> STATED TASK
Write out all the entries word for word and omit any pictures.

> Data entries

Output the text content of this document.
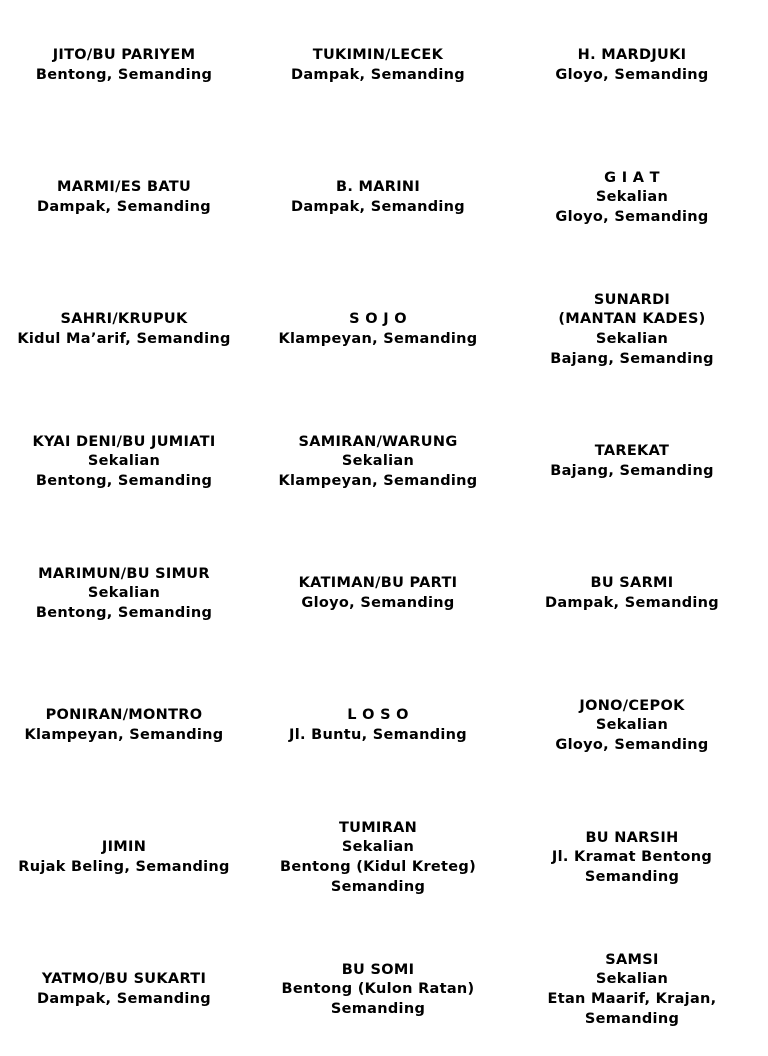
JITO/BU PARIYEM
Bentong, Semanding
TUKIMIN/LECEK
Dampak, Semanding
H. MARDJUKI
Gloyo, Semanding
MARMI/ES BATU
Dampak, Semanding
B. MARINI
Dampak, Semanding
G I A T
Sekalian
Gloyo, Semanding
SAHRI/KRUPUK
Kidul Ma’arif, Semanding
S O J O
Klampeyan, Semanding
SUNARDI
(MANTAN KADES)
Sekalian
Bajang, Semanding
KYAI DENI/BU JUMIATI
Sekalian
Bentong, Semanding
SAMIRAN/WARUNG
Sekalian
Klampeyan, Semanding
TAREKAT
Bajang, Semanding
MARIMUN/BU SIMUR
Sekalian
Bentong, Semanding
KATIMAN/BU PARTI
Gloyo, Semanding
BU SARMI
Dampak, Semanding
PONIRAN/MONTRO
Klampeyan, Semanding
L O S O
Jl. Buntu, Semanding
JONO/CEPOK
Sekalian
Gloyo, Semanding
JIMIN
Rujak Beling, Semanding
TUMIRAN
Sekalian
Bentong (Kidul Kreteg)
Semanding
BU NARSIH
Jl. Kramat Bentong
Semanding
YATMO/BU SUKARTI
Dampak, Semanding
BU SOMI
Bentong (Kulon Ratan)
Semanding
SAMSI
Sekalian
Etan Maarif, Krajan,
Semanding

> TASK ANSWER
Output the text content of this document.
JITO/BU PARIYEM
Bentong, Semanding
TUKIMIN/LECEK
Dampak, Semanding
H. MARDJUKI
Gloyo, Semanding
MARMI/ES BATU
Dampak, Semanding
B. MARINI
Dampak, Semanding
G I A T
Sekalian
Gloyo, Semanding
SAHRI/KRUPUK
Kidul Ma’arif, Semanding
S O J O
Klampeyan, Semanding
SUNARDI
(MANTAN KADES)
Sekalian
Bajang, Semanding
KYAI DENI/BU JUMIATI
Sekalian
Bentong, Semanding
SAMIRAN/WARUNG
Sekalian
Klampeyan, Semanding
TAREKAT
Bajang, Semanding
MARIMUN/BU SIMUR
Sekalian
Bentong, Semanding
KATIMAN/BU PARTI
Gloyo, Semanding
BU SARMI
Dampak, Semanding
PONIRAN/MONTRO
Klampeyan, Semanding
L O S O
Jl. Buntu, Semanding
JONO/CEPOK
Sekalian
Gloyo, Semanding
JIMIN
Rujak Beling, Semanding
TUMIRAN
Sekalian
Bentong (Kidul Kreteg)
Semanding
BU NARSIH
Jl. Kramat Bentong
Semanding
YATMO/BU SUKARTI
Dampak, Semanding
BU SOMI
Bentong (Kulon Ratan)
Semanding
SAMSI
Sekalian
Etan Maarif, Krajan,
Semanding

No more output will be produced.